- [REQUIREMENTS]: Show every line in the entries below where the word "from" appears.

### THE RECORDS

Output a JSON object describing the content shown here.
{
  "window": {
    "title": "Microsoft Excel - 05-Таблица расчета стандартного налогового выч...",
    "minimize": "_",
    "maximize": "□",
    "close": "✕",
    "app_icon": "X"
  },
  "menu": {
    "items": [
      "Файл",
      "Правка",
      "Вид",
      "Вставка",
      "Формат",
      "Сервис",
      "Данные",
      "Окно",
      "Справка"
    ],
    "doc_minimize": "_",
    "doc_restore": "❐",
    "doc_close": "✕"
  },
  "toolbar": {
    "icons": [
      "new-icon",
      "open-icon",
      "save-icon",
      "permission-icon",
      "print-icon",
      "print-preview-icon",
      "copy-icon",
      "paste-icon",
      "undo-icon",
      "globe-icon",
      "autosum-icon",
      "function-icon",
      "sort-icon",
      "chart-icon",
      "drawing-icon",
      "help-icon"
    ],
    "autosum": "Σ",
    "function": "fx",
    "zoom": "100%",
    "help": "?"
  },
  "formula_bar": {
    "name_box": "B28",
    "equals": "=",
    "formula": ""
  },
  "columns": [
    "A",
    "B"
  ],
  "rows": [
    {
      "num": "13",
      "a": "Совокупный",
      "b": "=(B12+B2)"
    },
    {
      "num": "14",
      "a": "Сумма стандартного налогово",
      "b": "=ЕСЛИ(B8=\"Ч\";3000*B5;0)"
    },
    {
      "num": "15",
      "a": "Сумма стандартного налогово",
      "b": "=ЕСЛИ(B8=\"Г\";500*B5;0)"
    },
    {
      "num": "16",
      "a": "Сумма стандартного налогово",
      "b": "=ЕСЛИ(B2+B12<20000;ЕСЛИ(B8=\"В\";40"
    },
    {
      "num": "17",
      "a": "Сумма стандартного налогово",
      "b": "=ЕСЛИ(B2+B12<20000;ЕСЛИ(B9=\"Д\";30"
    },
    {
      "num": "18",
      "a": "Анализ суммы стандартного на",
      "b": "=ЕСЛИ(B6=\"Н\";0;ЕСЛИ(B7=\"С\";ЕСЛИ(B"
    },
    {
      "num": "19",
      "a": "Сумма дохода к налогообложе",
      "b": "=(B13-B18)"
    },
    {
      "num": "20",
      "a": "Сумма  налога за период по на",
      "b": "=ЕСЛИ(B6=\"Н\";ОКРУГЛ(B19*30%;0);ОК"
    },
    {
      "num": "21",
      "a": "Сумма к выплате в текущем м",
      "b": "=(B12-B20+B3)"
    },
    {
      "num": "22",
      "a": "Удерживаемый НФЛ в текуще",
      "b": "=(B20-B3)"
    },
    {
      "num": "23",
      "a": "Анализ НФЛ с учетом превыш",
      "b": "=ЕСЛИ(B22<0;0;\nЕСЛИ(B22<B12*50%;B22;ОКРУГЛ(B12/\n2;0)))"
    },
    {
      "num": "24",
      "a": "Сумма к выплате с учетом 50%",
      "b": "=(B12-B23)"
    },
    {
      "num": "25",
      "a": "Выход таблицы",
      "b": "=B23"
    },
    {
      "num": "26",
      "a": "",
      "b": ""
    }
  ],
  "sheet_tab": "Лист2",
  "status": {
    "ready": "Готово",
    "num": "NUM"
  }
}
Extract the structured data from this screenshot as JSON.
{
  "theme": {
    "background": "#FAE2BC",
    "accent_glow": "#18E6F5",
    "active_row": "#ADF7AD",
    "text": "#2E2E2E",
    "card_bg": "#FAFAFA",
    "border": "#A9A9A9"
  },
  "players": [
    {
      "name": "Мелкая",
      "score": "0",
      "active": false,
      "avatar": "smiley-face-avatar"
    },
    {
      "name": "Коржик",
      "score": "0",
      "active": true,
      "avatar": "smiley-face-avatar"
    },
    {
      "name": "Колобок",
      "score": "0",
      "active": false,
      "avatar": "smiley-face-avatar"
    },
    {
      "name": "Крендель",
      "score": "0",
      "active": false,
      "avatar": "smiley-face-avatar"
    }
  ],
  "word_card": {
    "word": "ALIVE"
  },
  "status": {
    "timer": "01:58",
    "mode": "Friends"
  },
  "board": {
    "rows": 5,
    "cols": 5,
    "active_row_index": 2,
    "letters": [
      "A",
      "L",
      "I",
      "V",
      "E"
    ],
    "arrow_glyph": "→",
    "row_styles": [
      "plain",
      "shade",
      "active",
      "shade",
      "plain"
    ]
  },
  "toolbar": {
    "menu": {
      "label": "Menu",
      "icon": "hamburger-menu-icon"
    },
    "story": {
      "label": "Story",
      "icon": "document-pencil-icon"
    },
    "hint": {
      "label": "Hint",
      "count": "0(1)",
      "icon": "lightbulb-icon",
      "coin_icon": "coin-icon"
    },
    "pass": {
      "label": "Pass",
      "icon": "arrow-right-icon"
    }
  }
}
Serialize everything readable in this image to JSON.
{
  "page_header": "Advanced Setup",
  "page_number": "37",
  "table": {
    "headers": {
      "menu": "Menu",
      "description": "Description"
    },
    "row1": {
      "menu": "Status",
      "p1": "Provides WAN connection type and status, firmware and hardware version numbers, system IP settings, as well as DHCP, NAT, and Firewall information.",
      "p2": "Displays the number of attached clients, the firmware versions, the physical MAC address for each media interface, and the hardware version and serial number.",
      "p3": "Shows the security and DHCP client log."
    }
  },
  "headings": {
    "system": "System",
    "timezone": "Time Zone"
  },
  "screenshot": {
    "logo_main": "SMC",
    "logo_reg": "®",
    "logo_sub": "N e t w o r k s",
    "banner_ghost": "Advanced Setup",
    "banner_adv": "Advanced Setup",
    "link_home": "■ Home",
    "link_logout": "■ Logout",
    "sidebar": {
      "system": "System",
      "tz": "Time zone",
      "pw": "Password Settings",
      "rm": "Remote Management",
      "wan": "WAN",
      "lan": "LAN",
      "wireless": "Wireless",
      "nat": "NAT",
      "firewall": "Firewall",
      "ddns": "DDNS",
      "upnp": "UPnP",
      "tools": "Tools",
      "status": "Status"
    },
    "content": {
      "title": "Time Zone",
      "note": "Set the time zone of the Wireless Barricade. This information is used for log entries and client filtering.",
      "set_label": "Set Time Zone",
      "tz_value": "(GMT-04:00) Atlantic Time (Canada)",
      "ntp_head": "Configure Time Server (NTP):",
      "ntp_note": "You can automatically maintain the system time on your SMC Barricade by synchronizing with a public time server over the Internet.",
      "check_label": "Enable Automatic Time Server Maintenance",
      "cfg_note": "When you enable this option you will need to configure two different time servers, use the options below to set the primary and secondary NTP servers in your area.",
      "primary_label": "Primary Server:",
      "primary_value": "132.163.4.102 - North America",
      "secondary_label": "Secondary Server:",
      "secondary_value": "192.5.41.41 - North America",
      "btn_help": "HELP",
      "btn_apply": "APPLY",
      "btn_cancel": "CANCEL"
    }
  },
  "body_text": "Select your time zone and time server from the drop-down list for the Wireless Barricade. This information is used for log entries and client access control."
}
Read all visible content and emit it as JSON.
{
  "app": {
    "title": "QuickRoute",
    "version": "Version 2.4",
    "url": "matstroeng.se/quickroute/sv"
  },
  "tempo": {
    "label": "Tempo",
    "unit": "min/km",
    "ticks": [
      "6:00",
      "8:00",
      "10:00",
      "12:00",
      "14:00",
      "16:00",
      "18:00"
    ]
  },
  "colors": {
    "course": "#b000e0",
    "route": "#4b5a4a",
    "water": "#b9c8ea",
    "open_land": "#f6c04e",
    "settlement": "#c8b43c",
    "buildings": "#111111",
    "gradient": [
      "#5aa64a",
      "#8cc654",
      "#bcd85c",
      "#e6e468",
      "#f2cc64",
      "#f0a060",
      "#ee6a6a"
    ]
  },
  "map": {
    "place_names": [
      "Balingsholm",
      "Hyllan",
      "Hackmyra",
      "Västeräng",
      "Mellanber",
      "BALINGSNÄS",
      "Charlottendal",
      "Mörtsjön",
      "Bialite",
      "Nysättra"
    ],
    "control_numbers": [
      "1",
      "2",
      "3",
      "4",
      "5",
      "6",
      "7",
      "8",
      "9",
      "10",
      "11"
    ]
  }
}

######

- [THE OUTPUT]:
Extract the structured data from this screenshot as JSON.
  "body_text": "Select your time zone and time server from the drop-down list for the Wireless Barricade. This information is used for log entries and client access control."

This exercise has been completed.